**EXERCISE BRIEF:** Among the lines listed below, count those that include the string "leap", and state only the count.

..........

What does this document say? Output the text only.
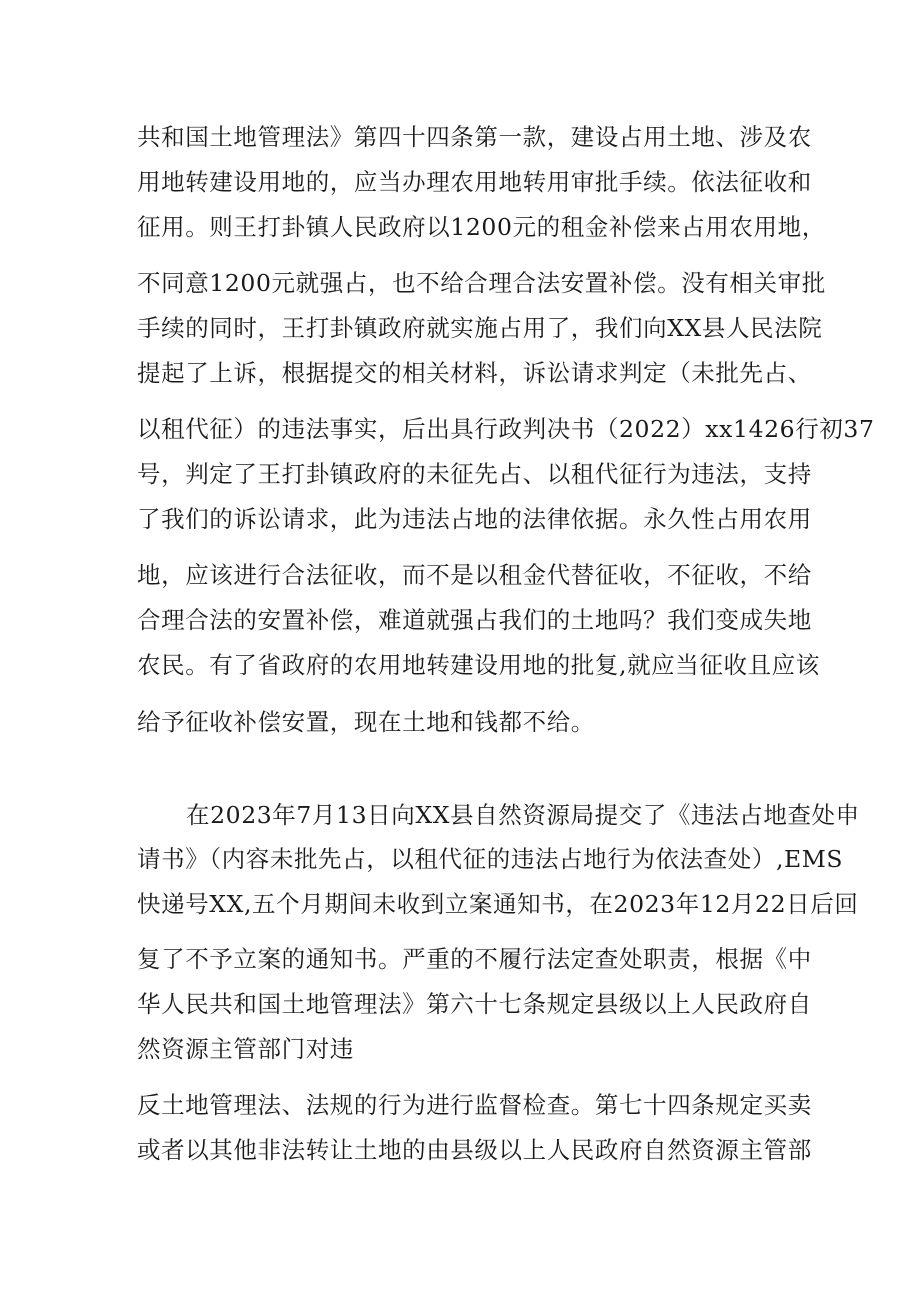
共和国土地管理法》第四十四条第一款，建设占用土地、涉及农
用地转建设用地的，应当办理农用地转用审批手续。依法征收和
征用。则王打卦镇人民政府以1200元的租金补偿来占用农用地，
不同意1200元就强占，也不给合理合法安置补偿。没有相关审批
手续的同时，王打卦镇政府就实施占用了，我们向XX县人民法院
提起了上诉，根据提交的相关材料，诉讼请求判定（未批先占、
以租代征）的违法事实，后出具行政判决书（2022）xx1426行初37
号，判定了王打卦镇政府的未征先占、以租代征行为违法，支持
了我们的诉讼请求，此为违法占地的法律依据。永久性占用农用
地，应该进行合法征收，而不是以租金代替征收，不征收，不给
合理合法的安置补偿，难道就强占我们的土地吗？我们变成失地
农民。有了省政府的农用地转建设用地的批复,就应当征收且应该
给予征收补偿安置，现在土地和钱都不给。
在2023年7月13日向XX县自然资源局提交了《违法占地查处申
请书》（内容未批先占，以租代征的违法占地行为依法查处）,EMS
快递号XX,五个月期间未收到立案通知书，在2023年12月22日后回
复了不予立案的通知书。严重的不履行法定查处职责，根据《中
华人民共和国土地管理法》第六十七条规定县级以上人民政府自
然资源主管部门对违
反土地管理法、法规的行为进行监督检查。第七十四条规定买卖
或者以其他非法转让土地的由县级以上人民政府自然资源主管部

..........

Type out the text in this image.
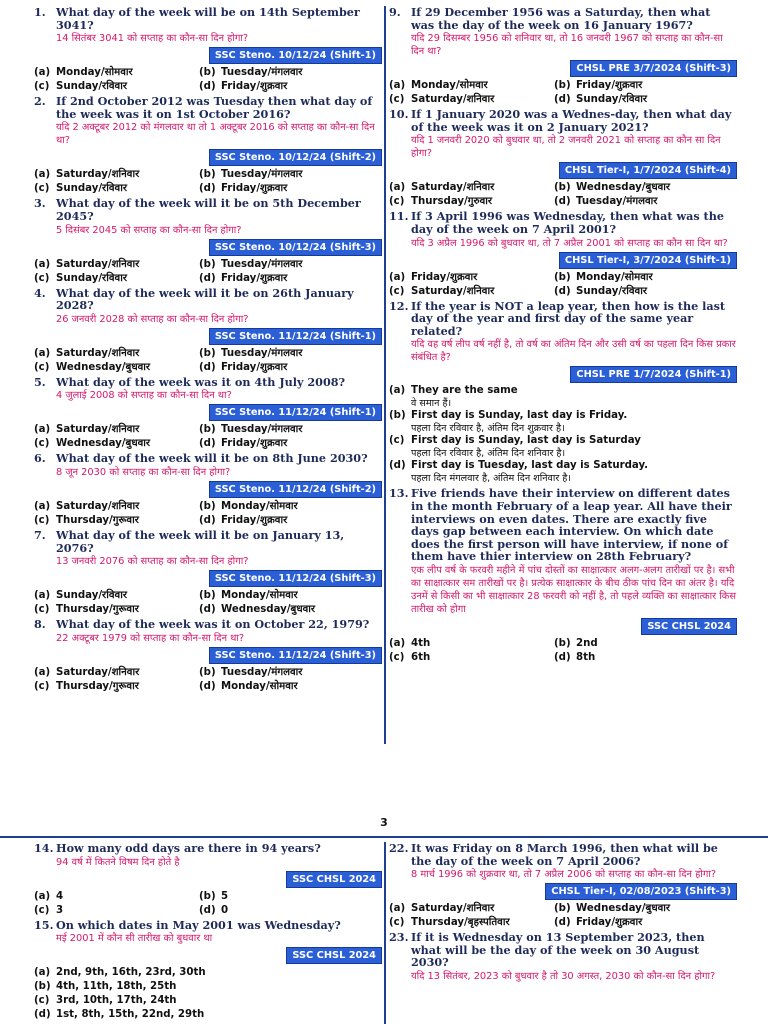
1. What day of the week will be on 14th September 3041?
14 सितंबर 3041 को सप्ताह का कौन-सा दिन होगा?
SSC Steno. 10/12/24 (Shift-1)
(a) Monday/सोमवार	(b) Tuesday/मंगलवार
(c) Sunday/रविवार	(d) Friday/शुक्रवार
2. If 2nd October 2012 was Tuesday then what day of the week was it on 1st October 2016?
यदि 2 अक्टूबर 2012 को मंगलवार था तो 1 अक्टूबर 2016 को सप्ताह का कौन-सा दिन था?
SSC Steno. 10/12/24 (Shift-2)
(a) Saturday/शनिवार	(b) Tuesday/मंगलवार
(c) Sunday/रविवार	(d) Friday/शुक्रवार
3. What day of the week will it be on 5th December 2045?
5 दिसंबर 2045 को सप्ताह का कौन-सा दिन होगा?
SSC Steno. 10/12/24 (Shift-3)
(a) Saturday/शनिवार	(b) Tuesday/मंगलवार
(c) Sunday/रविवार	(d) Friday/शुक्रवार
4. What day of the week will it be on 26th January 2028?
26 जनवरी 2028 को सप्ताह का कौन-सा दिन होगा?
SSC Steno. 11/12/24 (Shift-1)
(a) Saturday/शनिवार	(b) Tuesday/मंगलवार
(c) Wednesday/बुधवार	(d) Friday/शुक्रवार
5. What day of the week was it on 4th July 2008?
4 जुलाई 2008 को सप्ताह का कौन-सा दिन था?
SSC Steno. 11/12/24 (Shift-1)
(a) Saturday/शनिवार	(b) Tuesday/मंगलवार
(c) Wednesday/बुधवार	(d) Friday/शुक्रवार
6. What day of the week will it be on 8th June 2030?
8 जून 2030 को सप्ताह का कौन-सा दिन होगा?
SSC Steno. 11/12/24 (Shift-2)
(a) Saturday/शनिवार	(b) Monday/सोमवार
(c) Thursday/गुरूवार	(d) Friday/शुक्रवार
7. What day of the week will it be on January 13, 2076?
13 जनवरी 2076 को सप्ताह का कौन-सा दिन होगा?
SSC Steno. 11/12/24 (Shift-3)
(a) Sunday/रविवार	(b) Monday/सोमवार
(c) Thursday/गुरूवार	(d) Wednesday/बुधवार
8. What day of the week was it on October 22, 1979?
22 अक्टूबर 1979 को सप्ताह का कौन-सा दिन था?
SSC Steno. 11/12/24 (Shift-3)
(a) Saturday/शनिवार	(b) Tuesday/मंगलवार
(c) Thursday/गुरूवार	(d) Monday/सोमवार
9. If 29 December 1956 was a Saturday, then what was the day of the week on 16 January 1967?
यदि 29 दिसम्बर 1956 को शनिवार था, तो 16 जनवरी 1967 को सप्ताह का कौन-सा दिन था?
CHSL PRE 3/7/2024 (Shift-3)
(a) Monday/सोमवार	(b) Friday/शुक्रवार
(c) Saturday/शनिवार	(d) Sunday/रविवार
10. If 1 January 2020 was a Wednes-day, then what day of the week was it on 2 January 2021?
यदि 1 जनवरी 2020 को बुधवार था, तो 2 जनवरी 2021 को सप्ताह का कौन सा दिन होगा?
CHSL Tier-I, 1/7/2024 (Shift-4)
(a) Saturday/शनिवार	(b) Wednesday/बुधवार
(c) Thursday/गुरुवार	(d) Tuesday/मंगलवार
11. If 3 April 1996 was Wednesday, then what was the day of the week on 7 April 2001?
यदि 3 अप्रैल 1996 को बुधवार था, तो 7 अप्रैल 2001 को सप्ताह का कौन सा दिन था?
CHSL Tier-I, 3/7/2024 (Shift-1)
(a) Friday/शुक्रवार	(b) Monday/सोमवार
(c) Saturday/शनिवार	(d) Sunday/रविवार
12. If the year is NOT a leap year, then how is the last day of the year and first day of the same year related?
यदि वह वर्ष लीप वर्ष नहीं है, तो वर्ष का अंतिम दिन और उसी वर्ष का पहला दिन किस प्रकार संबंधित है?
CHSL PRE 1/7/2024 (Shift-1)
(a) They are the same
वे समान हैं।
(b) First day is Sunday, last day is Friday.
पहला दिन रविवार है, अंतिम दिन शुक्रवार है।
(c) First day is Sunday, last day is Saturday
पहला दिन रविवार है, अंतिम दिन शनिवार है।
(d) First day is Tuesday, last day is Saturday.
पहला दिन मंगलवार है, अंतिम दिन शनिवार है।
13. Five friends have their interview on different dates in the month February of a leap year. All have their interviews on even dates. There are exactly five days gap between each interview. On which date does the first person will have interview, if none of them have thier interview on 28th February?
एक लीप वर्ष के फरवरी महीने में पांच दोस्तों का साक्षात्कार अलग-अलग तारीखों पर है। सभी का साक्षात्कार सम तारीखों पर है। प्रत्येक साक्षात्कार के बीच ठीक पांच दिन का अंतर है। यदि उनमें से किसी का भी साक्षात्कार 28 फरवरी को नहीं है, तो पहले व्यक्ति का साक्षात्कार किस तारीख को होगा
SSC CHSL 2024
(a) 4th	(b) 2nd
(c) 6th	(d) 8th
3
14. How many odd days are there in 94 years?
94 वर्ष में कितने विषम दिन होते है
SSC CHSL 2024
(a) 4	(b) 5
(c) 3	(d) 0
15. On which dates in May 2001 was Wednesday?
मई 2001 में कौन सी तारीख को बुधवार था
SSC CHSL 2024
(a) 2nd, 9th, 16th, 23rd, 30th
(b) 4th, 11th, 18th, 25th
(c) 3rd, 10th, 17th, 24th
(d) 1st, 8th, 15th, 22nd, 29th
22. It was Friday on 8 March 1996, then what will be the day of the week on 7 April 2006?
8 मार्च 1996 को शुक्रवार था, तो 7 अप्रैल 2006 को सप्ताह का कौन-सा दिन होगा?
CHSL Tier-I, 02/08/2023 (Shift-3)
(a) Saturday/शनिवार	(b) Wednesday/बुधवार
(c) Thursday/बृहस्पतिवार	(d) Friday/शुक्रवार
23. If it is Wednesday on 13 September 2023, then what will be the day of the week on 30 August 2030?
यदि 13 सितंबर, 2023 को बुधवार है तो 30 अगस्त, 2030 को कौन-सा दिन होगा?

..........

**SOLVED PROBLEM:** 2